Exercise details:
Your task is to copy every record exactly.
+++
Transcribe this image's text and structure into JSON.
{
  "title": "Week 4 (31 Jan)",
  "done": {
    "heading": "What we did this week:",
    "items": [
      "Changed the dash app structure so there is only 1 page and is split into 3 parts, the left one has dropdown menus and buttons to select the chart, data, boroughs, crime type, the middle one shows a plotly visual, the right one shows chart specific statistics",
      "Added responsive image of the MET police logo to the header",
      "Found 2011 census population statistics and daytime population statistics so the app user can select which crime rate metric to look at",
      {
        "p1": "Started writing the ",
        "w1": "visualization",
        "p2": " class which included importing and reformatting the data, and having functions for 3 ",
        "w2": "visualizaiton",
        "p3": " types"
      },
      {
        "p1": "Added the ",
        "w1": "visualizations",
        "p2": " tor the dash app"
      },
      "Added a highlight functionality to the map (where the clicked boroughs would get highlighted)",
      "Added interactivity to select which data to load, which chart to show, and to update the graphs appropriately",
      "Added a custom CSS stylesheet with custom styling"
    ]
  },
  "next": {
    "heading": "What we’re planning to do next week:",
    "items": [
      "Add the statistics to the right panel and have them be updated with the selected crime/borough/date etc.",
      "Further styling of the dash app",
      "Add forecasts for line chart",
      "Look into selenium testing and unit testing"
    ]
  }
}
+++
Solution for this task:
Transcribe this image's text and structure into JSON.
{
  "title": "Week 4 (31 Jan)",
  "done": {
    "heading": "What we did this week:",
    "items": [
      "Changed the dash app structure so there is only 1 page and is split into 3 parts, the left one has dropdown menus and buttons to select the chart, data, boroughs, crime type, the middle one shows a plotly visual, the right one shows chart specific statistics",
      "Added responsive image of the MET police logo to the header",
      "Found 2011 census population statistics and daytime population statistics so the app user can select which crime rate metric to look at",
      {
        "p1": "Started writing the ",
        "w1": "visualization",
        "p2": " class which included importing and reformatting the data, and having functions for 3 ",
        "w2": "visualizaiton",
        "p3": " types"
      },
      {
        "p1": "Added the ",
        "w1": "visualizations",
        "p2": " tor the dash app"
      },
      "Added a highlight functionality to the map (where the clicked boroughs would get highlighted)",
      "Added interactivity to select which data to load, which chart to show, and to update the graphs appropriately",
      "Added a custom CSS stylesheet with custom styling"
    ]
  },
  "next": {
    "heading": "What we’re planning to do next week:",
    "items": [
      "Add the statistics to the right panel and have them be updated with the selected crime/borough/date etc.",
      "Further styling of the dash app",
      "Add forecasts for line chart",
      "Look into selenium testing and unit testing"
    ]
  }
}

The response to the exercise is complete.